* **REQUIREMENT**
Locate each line containing the string "ADRS" and copy it out.
+++ INFORMATION SHOWN +++
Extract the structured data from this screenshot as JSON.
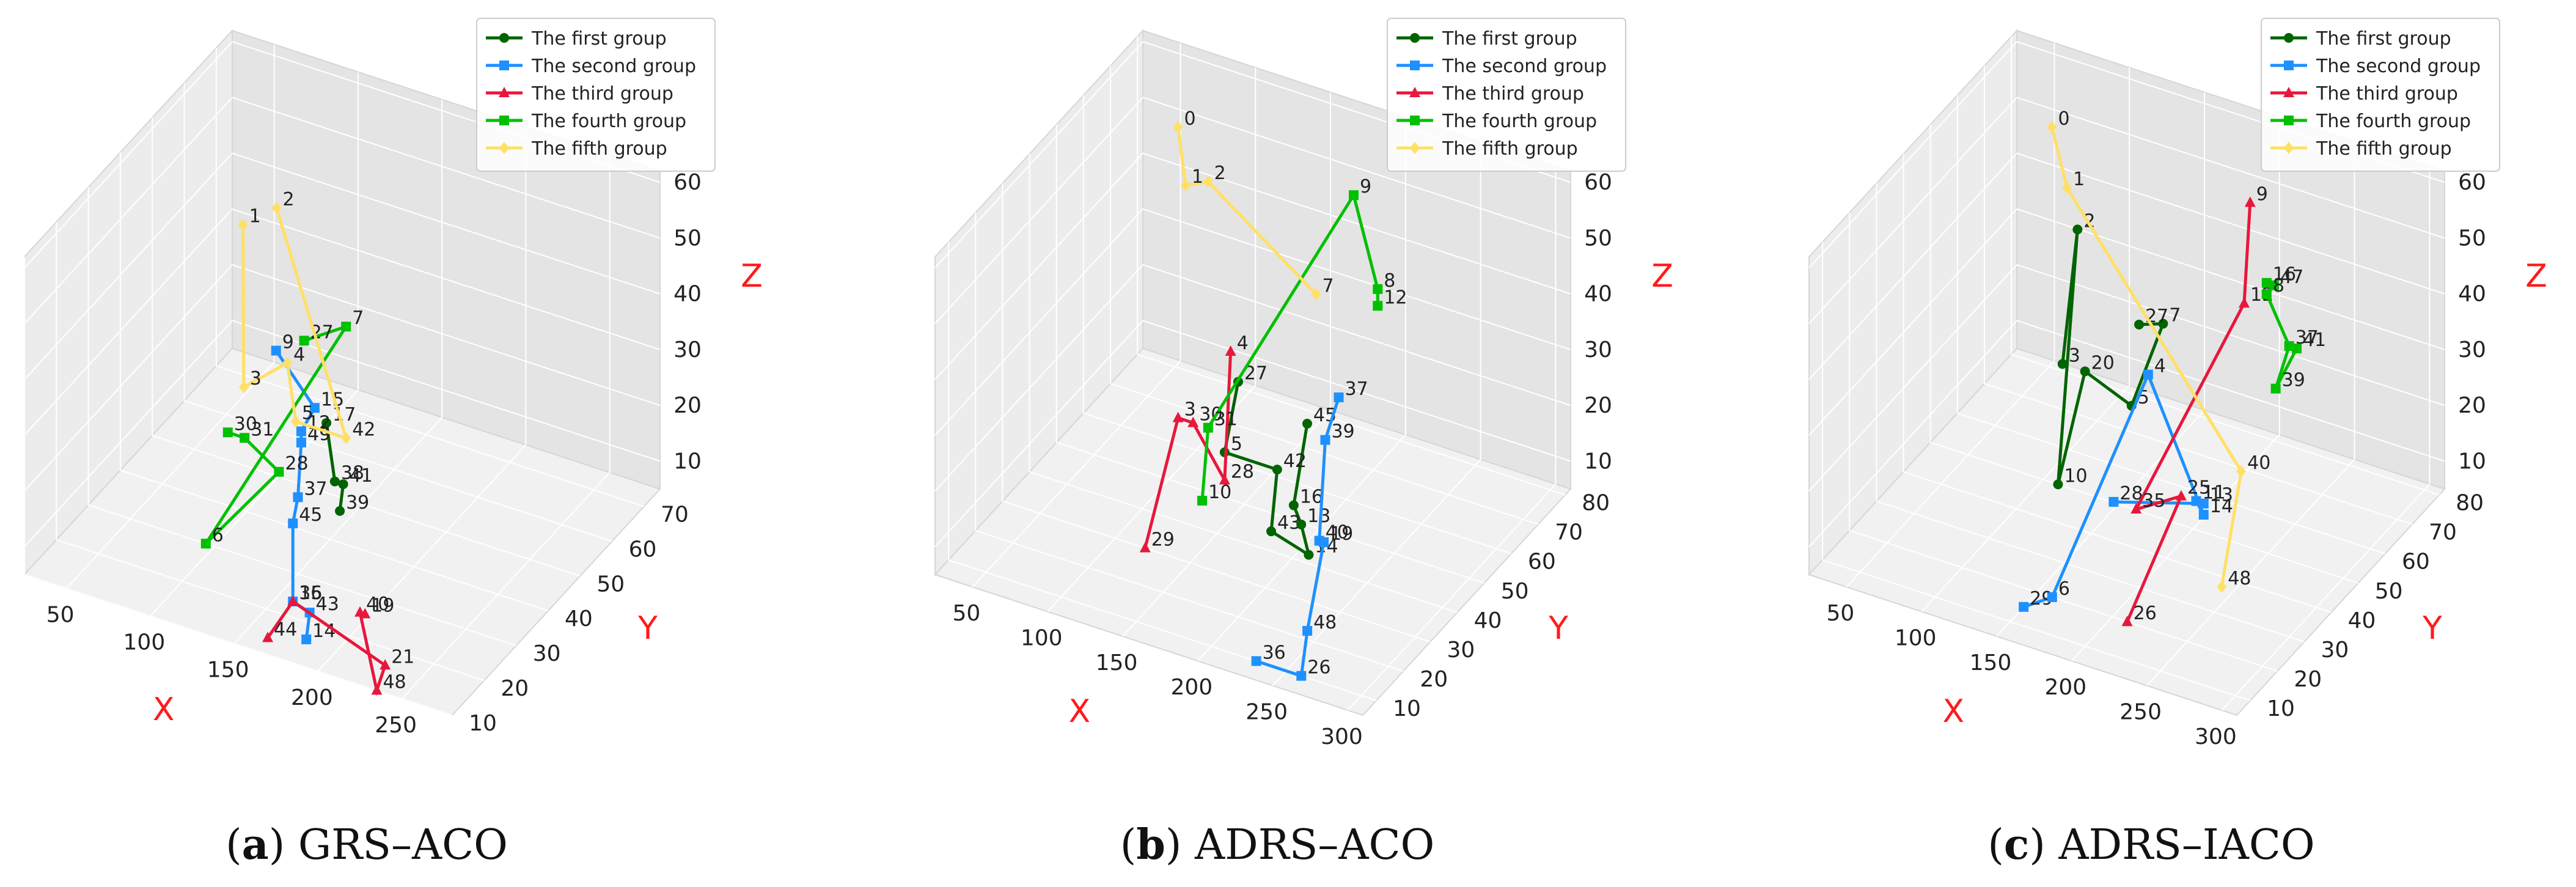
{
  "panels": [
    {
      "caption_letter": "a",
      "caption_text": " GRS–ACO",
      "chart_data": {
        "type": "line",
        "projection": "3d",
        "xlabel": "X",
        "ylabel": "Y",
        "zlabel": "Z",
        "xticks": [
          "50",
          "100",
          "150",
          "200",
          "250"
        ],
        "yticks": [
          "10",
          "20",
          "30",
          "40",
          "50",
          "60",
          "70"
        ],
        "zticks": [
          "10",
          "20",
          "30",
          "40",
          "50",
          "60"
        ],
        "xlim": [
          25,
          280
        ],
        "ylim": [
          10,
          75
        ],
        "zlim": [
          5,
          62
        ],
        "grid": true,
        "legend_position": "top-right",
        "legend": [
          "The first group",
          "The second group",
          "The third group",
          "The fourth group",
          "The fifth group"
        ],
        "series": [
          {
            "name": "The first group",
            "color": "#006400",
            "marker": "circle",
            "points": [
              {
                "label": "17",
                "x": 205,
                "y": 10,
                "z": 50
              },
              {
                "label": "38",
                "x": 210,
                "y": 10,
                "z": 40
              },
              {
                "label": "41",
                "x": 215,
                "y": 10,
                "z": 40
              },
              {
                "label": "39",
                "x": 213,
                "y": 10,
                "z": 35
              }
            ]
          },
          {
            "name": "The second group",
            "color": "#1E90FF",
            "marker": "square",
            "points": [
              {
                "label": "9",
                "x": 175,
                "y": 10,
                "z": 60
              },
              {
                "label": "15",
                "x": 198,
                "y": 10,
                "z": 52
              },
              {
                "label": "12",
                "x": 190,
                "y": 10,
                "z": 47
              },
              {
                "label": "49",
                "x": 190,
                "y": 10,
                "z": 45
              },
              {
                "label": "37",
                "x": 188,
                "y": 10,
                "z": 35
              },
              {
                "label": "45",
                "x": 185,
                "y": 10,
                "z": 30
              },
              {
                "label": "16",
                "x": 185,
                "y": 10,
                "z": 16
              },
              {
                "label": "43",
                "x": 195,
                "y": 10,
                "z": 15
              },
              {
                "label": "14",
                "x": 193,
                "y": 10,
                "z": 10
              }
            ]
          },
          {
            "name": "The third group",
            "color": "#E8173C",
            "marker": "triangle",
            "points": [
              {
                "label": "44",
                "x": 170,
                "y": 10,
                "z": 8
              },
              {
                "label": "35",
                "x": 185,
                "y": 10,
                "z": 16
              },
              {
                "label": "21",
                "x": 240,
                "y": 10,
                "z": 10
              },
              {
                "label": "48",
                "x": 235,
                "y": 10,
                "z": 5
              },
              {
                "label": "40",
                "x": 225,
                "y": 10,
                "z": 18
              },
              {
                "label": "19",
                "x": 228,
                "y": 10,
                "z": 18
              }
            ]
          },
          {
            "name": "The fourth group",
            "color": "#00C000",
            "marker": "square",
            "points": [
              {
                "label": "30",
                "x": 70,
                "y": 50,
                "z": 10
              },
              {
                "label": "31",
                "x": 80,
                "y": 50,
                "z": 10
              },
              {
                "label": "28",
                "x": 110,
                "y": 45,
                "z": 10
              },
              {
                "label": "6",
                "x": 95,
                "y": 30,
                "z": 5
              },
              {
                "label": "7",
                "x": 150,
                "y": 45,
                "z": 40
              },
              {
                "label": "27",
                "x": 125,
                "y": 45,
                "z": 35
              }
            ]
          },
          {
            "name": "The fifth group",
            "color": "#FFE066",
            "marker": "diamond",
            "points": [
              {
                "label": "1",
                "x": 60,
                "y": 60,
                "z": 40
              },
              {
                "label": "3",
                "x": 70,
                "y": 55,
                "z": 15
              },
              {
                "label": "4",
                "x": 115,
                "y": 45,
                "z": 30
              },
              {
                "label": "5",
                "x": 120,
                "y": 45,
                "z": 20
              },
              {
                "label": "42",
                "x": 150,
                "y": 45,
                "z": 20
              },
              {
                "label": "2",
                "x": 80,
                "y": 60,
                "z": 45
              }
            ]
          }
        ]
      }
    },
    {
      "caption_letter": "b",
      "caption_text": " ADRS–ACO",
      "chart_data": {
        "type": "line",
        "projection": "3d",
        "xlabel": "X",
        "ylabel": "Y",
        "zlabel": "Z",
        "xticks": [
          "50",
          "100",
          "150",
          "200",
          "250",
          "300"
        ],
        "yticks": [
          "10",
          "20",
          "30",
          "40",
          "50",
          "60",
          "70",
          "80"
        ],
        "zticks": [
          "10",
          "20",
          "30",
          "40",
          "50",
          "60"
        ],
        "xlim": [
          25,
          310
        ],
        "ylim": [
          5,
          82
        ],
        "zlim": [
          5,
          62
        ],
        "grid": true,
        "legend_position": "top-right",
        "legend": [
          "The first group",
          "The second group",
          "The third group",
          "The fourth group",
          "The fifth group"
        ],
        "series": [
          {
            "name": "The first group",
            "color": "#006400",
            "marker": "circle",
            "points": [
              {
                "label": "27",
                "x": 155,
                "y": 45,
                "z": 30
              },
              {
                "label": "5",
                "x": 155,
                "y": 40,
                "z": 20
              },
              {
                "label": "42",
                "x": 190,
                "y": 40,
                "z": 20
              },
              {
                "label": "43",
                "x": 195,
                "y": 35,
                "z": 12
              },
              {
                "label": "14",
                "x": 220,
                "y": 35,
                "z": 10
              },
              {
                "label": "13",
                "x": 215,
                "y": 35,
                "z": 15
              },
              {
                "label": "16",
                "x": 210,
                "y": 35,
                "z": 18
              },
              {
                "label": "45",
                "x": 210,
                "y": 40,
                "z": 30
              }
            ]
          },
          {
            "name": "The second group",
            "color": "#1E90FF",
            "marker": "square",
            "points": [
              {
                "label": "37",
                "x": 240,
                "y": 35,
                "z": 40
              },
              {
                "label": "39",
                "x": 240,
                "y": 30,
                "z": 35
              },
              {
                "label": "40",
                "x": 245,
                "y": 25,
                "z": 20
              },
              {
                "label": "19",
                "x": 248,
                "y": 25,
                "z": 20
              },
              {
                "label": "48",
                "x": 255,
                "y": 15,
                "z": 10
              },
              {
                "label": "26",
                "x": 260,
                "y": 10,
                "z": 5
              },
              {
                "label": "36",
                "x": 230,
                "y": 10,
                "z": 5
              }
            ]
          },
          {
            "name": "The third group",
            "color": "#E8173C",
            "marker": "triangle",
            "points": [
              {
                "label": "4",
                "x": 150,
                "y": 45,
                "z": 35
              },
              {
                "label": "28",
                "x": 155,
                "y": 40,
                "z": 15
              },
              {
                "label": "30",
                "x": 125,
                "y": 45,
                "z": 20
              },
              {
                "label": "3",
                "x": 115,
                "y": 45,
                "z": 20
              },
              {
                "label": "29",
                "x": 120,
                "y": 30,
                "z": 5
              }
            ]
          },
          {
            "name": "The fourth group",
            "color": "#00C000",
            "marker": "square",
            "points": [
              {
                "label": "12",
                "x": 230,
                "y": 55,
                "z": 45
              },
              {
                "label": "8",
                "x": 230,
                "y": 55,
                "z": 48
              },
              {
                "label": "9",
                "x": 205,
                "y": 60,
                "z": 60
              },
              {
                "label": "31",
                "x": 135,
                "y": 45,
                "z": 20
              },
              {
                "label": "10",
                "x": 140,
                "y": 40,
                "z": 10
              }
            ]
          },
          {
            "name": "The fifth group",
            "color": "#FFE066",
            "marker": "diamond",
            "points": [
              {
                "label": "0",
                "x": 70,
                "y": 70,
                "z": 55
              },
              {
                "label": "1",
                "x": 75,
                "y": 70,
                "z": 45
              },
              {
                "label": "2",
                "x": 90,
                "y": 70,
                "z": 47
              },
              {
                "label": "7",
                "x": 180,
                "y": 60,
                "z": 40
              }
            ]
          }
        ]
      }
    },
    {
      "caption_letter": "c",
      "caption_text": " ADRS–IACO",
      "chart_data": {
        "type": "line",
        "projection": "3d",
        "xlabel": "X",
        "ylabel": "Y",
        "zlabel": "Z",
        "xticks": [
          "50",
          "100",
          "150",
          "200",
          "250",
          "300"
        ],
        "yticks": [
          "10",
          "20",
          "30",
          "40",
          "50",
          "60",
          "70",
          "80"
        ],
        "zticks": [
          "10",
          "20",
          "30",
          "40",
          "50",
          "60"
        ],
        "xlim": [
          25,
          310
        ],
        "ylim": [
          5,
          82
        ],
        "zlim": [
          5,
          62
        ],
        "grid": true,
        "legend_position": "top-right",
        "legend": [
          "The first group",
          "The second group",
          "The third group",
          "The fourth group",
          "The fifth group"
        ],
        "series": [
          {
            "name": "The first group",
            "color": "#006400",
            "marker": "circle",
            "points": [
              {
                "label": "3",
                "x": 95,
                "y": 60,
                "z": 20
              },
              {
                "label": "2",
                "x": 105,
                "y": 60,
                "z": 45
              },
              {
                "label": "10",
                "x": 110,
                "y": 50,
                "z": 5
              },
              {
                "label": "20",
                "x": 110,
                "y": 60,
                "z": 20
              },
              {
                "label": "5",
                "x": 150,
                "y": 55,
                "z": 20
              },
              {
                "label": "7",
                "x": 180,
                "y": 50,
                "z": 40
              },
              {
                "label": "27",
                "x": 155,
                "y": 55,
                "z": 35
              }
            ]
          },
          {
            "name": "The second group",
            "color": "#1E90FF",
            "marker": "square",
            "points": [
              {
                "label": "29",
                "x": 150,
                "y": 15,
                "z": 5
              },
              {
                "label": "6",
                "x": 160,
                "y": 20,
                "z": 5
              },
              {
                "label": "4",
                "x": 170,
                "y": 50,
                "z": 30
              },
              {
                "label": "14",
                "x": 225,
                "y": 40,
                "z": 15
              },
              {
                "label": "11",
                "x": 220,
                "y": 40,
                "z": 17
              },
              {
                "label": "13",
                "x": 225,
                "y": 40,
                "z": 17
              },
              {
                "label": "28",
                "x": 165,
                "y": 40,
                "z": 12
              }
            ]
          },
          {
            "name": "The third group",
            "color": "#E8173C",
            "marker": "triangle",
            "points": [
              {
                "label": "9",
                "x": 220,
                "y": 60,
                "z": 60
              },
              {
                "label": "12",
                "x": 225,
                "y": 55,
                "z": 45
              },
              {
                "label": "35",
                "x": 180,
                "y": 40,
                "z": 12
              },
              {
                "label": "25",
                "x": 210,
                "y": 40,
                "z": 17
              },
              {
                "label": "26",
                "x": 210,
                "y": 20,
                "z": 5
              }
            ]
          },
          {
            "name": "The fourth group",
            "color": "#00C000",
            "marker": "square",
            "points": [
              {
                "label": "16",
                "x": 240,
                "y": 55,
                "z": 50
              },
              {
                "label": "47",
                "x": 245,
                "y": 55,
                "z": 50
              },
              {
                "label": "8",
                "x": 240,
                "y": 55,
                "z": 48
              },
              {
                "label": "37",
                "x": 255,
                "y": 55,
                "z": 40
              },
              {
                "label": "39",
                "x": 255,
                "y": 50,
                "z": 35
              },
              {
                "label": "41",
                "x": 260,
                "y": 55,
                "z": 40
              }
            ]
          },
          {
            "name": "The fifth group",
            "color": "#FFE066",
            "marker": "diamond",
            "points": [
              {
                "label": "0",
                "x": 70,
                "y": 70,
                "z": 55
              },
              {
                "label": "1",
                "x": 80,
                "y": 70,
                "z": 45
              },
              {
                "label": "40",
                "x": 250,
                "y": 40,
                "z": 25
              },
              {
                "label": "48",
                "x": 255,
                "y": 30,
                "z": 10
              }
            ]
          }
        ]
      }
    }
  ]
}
+++
* **RESPONSE**
      "caption_text": " ADRS–ACO",
      "caption_text": " ADRS–IACO",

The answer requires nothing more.